WHAT YOU NEED TO DO: The records below should be written out again, exactly.

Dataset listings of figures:
start

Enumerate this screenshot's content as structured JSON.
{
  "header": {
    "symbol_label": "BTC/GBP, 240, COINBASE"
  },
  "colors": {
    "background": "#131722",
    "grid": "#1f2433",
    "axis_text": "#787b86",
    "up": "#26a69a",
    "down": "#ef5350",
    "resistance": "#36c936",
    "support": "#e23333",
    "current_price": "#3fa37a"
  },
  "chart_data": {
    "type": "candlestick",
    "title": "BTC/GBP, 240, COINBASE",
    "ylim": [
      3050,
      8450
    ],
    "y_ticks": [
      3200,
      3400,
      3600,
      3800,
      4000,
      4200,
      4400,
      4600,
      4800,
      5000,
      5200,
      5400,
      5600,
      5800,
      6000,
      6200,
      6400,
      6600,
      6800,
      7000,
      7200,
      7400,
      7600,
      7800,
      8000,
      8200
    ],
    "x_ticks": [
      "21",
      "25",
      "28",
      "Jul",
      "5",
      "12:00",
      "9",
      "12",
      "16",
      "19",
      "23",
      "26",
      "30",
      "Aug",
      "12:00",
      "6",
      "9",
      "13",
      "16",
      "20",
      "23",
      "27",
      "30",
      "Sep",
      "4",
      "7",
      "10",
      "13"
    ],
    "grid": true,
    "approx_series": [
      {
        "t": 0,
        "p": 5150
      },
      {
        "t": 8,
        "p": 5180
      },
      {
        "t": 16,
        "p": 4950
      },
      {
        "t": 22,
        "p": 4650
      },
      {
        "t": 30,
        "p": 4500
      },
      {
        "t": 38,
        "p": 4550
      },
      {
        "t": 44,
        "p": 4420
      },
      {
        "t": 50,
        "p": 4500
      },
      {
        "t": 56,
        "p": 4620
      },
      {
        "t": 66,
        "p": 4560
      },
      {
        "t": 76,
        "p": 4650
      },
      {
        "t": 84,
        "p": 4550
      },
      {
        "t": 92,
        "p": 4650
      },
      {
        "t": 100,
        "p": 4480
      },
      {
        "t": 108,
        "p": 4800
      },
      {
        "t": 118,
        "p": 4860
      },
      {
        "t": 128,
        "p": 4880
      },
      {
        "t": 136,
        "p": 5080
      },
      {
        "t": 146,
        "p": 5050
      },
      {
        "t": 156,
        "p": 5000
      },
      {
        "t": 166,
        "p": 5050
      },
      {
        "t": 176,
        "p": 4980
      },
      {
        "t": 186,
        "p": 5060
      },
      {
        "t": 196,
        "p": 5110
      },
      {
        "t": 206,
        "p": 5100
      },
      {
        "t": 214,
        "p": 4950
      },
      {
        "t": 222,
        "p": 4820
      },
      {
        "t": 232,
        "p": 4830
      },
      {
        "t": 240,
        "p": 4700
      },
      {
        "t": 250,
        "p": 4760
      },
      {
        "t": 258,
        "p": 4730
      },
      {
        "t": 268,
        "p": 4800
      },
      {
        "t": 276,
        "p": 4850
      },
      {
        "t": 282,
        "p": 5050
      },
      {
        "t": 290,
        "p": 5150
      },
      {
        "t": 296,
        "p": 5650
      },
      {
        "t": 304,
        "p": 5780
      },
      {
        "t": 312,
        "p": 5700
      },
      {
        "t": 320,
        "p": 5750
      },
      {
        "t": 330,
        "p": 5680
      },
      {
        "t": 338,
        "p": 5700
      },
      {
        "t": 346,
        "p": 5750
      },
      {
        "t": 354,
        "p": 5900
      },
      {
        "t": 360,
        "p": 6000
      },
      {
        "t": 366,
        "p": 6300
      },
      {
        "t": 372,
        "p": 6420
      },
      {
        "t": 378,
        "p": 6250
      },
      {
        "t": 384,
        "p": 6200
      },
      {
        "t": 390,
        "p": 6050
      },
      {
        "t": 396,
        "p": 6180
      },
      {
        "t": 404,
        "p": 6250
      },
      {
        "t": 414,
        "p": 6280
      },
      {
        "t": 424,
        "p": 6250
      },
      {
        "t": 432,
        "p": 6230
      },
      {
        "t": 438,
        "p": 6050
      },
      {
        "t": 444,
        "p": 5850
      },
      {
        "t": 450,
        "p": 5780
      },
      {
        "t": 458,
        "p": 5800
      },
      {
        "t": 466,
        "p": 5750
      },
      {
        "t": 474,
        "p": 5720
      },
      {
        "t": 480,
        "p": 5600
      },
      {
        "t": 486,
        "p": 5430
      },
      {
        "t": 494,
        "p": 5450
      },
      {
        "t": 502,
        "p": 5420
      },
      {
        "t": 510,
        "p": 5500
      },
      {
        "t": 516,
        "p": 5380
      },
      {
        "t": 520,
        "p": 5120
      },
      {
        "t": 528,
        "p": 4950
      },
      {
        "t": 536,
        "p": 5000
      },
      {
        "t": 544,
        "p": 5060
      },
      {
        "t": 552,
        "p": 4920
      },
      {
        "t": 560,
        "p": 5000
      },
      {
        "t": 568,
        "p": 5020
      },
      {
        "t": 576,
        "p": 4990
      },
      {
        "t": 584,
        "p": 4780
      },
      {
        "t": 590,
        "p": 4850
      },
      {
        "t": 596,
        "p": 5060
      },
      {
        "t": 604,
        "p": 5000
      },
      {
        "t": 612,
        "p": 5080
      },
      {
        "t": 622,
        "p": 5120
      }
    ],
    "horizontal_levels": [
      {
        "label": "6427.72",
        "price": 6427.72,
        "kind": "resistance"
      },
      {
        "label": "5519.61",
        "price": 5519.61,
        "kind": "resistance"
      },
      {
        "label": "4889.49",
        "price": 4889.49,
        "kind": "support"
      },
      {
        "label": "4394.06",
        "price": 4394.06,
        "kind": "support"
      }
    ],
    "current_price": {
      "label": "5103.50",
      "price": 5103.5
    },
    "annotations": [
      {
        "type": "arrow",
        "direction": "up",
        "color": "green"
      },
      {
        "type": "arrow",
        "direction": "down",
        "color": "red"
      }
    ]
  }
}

end

COMPLETED EXERCISE:
Enumerate this screenshot's content as structured JSON.
{
  "header": {
    "symbol_label": "BTC/GBP, 240, COINBASE"
  },
  "colors": {
    "background": "#131722",
    "grid": "#1f2433",
    "axis_text": "#787b86",
    "up": "#26a69a",
    "down": "#ef5350",
    "resistance": "#36c936",
    "support": "#e23333",
    "current_price": "#3fa37a"
  },
  "chart_data": {
    "type": "candlestick",
    "title": "BTC/GBP, 240, COINBASE",
    "ylim": [
      3050,
      8450
    ],
    "y_ticks": [
      3200,
      3400,
      3600,
      3800,
      4000,
      4200,
      4400,
      4600,
      4800,
      5000,
      5200,
      5400,
      5600,
      5800,
      6000,
      6200,
      6400,
      6600,
      6800,
      7000,
      7200,
      7400,
      7600,
      7800,
      8000,
      8200
    ],
    "x_ticks": [
      "21",
      "25",
      "28",
      "Jul",
      "5",
      "12:00",
      "9",
      "12",
      "16",
      "19",
      "23",
      "26",
      "30",
      "Aug",
      "12:00",
      "6",
      "9",
      "13",
      "16",
      "20",
      "23",
      "27",
      "30",
      "Sep",
      "4",
      "7",
      "10",
      "13"
    ],
    "grid": true,
    "approx_series": [
      {
        "t": 0,
        "p": 5150
      },
      {
        "t": 8,
        "p": 5180
      },
      {
        "t": 16,
        "p": 4950
      },
      {
        "t": 22,
        "p": 4650
      },
      {
        "t": 30,
        "p": 4500
      },
      {
        "t": 38,
        "p": 4550
      },
      {
        "t": 44,
        "p": 4420
      },
      {
        "t": 50,
        "p": 4500
      },
      {
        "t": 56,
        "p": 4620
      },
      {
        "t": 66,
        "p": 4560
      },
      {
        "t": 76,
        "p": 4650
      },
      {
        "t": 84,
        "p": 4550
      },
      {
        "t": 92,
        "p": 4650
      },
      {
        "t": 100,
        "p": 4480
      },
      {
        "t": 108,
        "p": 4800
      },
      {
        "t": 118,
        "p": 4860
      },
      {
        "t": 128,
        "p": 4880
      },
      {
        "t": 136,
        "p": 5080
      },
      {
        "t": 146,
        "p": 5050
      },
      {
        "t": 156,
        "p": 5000
      },
      {
        "t": 166,
        "p": 5050
      },
      {
        "t": 176,
        "p": 4980
      },
      {
        "t": 186,
        "p": 5060
      },
      {
        "t": 196,
        "p": 5110
      },
      {
        "t": 206,
        "p": 5100
      },
      {
        "t": 214,
        "p": 4950
      },
      {
        "t": 222,
        "p": 4820
      },
      {
        "t": 232,
        "p": 4830
      },
      {
        "t": 240,
        "p": 4700
      },
      {
        "t": 250,
        "p": 4760
      },
      {
        "t": 258,
        "p": 4730
      },
      {
        "t": 268,
        "p": 4800
      },
      {
        "t": 276,
        "p": 4850
      },
      {
        "t": 282,
        "p": 5050
      },
      {
        "t": 290,
        "p": 5150
      },
      {
        "t": 296,
        "p": 5650
      },
      {
        "t": 304,
        "p": 5780
      },
      {
        "t": 312,
        "p": 5700
      },
      {
        "t": 320,
        "p": 5750
      },
      {
        "t": 330,
        "p": 5680
      },
      {
        "t": 338,
        "p": 5700
      },
      {
        "t": 346,
        "p": 5750
      },
      {
        "t": 354,
        "p": 5900
      },
      {
        "t": 360,
        "p": 6000
      },
      {
        "t": 366,
        "p": 6300
      },
      {
        "t": 372,
        "p": 6420
      },
      {
        "t": 378,
        "p": 6250
      },
      {
        "t": 384,
        "p": 6200
      },
      {
        "t": 390,
        "p": 6050
      },
      {
        "t": 396,
        "p": 6180
      },
      {
        "t": 404,
        "p": 6250
      },
      {
        "t": 414,
        "p": 6280
      },
      {
        "t": 424,
        "p": 6250
      },
      {
        "t": 432,
        "p": 6230
      },
      {
        "t": 438,
        "p": 6050
      },
      {
        "t": 444,
        "p": 5850
      },
      {
        "t": 450,
        "p": 5780
      },
      {
        "t": 458,
        "p": 5800
      },
      {
        "t": 466,
        "p": 5750
      },
      {
        "t": 474,
        "p": 5720
      },
      {
        "t": 480,
        "p": 5600
      },
      {
        "t": 486,
        "p": 5430
      },
      {
        "t": 494,
        "p": 5450
      },
      {
        "t": 502,
        "p": 5420
      },
      {
        "t": 510,
        "p": 5500
      },
      {
        "t": 516,
        "p": 5380
      },
      {
        "t": 520,
        "p": 5120
      },
      {
        "t": 528,
        "p": 4950
      },
      {
        "t": 536,
        "p": 5000
      },
      {
        "t": 544,
        "p": 5060
      },
      {
        "t": 552,
        "p": 4920
      },
      {
        "t": 560,
        "p": 5000
      },
      {
        "t": 568,
        "p": 5020
      },
      {
        "t": 576,
        "p": 4990
      },
      {
        "t": 584,
        "p": 4780
      },
      {
        "t": 590,
        "p": 4850
      },
      {
        "t": 596,
        "p": 5060
      },
      {
        "t": 604,
        "p": 5000
      },
      {
        "t": 612,
        "p": 5080
      },
      {
        "t": 622,
        "p": 5120
      }
    ],
    "horizontal_levels": [
      {
        "label": "6427.72",
        "price": 6427.72,
        "kind": "resistance"
      },
      {
        "label": "5519.61",
        "price": 5519.61,
        "kind": "resistance"
      },
      {
        "label": "4889.49",
        "price": 4889.49,
        "kind": "support"
      },
      {
        "label": "4394.06",
        "price": 4394.06,
        "kind": "support"
      }
    ],
    "current_price": {
      "label": "5103.50",
      "price": 5103.5
    },
    "annotations": [
      {
        "type": "arrow",
        "direction": "up",
        "color": "green"
      },
      {
        "type": "arrow",
        "direction": "down",
        "color": "red"
      }
    ]
  }
}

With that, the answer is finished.